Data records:
········
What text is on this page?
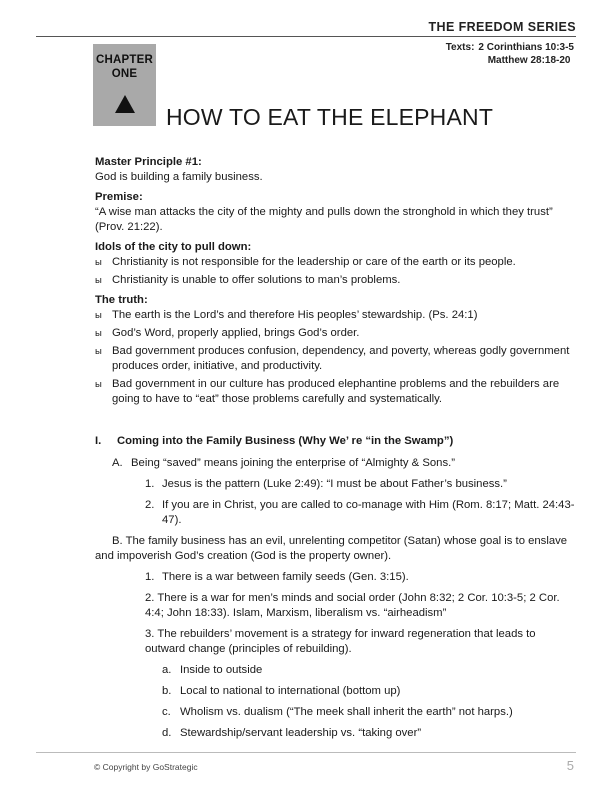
THE FREEDOM SERIES
Texts: 2 Corinthians 10:3-5
Matthew 28:18-20
CHAPTER
ONE
HOW TO EAT THE ELEPHANT
Master Principle #1:
God is building a family business.
Premise:
“A wise man attacks the city of the mighty and pulls down the stronghold in which they trust” (Prov. 21:22).
Idols of the city to pull down:
ы Christianity is not responsible for the leadership or care of the earth or its people.
ы Christianity is unable to offer solutions to man’s problems.
The truth:
ы The earth is the Lord’s and therefore His peoples’ stewardship. (Ps. 24:1)
ы God’s Word, properly applied, brings God’s order.
ы Bad government produces confusion, dependency, and poverty, whereas godly government produces order, initiative, and productivity.
ы Bad government in our culture has produced elephantine problems and the rebuilders are going to have to “eat” those problems carefully and systematically.
I. Coming into the Family Business (Why We’ re “in the Swamp”)
A. Being “saved” means joining the enterprise of “Almighty & Sons.”
1. Jesus is the pattern (Luke 2:49): “I must be about Father’s business.”
2. If you are in Christ, you are called to co-manage with Him (Rom. 8:17; Matt. 24:43-47).
B. The family business has an evil, unrelenting competitor (Satan) whose goal is to enslave and impoverish God’s creation (God is the property owner).
1. There is a war between family seeds (Gen. 3:15).
2. There is a war for men’s minds and social order (John 8:32; 2 Cor. 10:3-5; 2 Cor. 4:4; John 18:33). Islam, Marxism, liberalism vs. “airheadism”
3. The rebuilders’ movement is a strategy for inward regeneration that leads to outward change (principles of rebuilding).
a. Inside to outside
b. Local to national to international (bottom up)
c. Wholism vs. dualism (“The meek shall inherit the earth” not harps.)
d. Stewardship/servant leadership vs. “taking over”
© Copyright by GoStrategic	5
········
■ Your task
Show the lines of the records that contain the word "government".

■ Output of the exercise
ы Bad government produces confusion, dependency, and poverty, whereas godly government produces order, initiative, and productivity.
ы Bad government in our culture has produced elephantine problems and the rebuilders are going to have to “eat” those problems carefully and systematically.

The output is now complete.